▶ _WHAT YOU SHOULD DO_: From the line that includes "What does this" to the last line of the data, quote each line precisely; both boundary lines belong in the answer.

[Raw records]
◇ ◇ ◇ ◇ ◇

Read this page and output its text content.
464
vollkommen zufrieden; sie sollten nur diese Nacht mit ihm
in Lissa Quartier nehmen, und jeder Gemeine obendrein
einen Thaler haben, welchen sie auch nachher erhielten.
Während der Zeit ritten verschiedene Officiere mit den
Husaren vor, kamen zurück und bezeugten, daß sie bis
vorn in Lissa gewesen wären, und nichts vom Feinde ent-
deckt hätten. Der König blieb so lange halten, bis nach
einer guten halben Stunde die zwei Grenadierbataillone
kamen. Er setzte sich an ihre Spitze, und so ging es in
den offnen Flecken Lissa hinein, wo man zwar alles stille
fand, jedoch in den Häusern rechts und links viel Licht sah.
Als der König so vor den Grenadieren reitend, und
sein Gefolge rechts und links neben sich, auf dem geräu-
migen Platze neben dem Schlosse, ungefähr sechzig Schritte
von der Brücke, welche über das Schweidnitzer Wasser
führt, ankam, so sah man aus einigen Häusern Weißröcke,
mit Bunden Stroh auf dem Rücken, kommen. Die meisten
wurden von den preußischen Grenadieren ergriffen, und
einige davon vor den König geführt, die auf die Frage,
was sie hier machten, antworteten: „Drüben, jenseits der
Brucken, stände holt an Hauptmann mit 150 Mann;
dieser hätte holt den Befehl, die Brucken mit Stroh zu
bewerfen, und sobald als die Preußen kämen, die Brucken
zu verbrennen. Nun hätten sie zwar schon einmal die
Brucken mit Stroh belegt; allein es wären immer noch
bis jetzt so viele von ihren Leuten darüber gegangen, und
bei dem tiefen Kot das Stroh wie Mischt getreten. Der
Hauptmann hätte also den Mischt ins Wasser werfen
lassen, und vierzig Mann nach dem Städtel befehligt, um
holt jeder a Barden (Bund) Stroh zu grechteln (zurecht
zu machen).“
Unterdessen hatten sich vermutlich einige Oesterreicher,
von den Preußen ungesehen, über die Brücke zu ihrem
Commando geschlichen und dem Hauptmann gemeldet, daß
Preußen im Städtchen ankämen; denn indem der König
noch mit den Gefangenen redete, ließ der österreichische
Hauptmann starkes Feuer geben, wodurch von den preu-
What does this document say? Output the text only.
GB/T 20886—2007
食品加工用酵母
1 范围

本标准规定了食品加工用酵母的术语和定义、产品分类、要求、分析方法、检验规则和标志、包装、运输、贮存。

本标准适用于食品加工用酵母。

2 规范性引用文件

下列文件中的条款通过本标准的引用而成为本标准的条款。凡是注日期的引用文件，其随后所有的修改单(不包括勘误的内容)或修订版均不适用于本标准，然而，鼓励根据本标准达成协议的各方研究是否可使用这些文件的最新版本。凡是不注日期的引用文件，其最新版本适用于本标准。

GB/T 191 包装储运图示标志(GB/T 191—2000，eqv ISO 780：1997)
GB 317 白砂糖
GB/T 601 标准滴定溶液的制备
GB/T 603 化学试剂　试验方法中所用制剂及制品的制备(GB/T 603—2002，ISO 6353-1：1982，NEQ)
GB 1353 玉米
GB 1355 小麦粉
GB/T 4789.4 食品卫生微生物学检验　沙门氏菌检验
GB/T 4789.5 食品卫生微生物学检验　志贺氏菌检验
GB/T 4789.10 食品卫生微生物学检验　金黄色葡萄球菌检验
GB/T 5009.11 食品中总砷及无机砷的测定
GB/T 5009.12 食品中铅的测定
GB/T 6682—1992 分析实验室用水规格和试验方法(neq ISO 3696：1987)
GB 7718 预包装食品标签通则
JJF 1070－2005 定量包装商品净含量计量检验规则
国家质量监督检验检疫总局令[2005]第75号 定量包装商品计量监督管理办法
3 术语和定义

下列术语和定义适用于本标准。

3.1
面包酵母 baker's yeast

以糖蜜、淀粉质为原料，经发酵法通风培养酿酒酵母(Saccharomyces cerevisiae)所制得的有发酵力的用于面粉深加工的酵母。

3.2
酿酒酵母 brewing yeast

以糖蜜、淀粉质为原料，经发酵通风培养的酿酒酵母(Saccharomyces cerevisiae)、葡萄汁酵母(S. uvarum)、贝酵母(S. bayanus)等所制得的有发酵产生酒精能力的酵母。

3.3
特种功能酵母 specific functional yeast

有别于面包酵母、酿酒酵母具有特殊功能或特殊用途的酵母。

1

◇ ◇ ◇ ◇ ◇

▶ _ANSWER TO THE PROBLEM_:
What does this document say? Output the text only.
GB/T 20886—2007
食品加工用酵母
1 范围

本标准规定了食品加工用酵母的术语和定义、产品分类、要求、分析方法、检验规则和标志、包装、运输、贮存。

本标准适用于食品加工用酵母。

2 规范性引用文件

下列文件中的条款通过本标准的引用而成为本标准的条款。凡是注日期的引用文件，其随后所有的修改单(不包括勘误的内容)或修订版均不适用于本标准，然而，鼓励根据本标准达成协议的各方研究是否可使用这些文件的最新版本。凡是不注日期的引用文件，其最新版本适用于本标准。

GB/T 191 包装储运图示标志(GB/T 191—2000，eqv ISO 780：1997)
GB 317 白砂糖
GB/T 601 标准滴定溶液的制备
GB/T 603 化学试剂　试验方法中所用制剂及制品的制备(GB/T 603—2002，ISO 6353-1：1982，NEQ)
GB 1353 玉米
GB 1355 小麦粉
GB/T 4789.4 食品卫生微生物学检验　沙门氏菌检验
GB/T 4789.5 食品卫生微生物学检验　志贺氏菌检验
GB/T 4789.10 食品卫生微生物学检验　金黄色葡萄球菌检验
GB/T 5009.11 食品中总砷及无机砷的测定
GB/T 5009.12 食品中铅的测定
GB/T 6682—1992 分析实验室用水规格和试验方法(neq ISO 3696：1987)
GB 7718 预包装食品标签通则
JJF 1070－2005 定量包装商品净含量计量检验规则
国家质量监督检验检疫总局令[2005]第75号 定量包装商品计量监督管理办法
3 术语和定义

下列术语和定义适用于本标准。

3.1
面包酵母 baker's yeast

以糖蜜、淀粉质为原料，经发酵法通风培养酿酒酵母(Saccharomyces cerevisiae)所制得的有发酵力的用于面粉深加工的酵母。

3.2
酿酒酵母 brewing yeast

以糖蜜、淀粉质为原料，经发酵通风培养的酿酒酵母(Saccharomyces cerevisiae)、葡萄汁酵母(S. uvarum)、贝酵母(S. bayanus)等所制得的有发酵产生酒精能力的酵母。

3.3
特种功能酵母 specific functional yeast

有别于面包酵母、酿酒酵母具有特殊功能或特殊用途的酵母。

1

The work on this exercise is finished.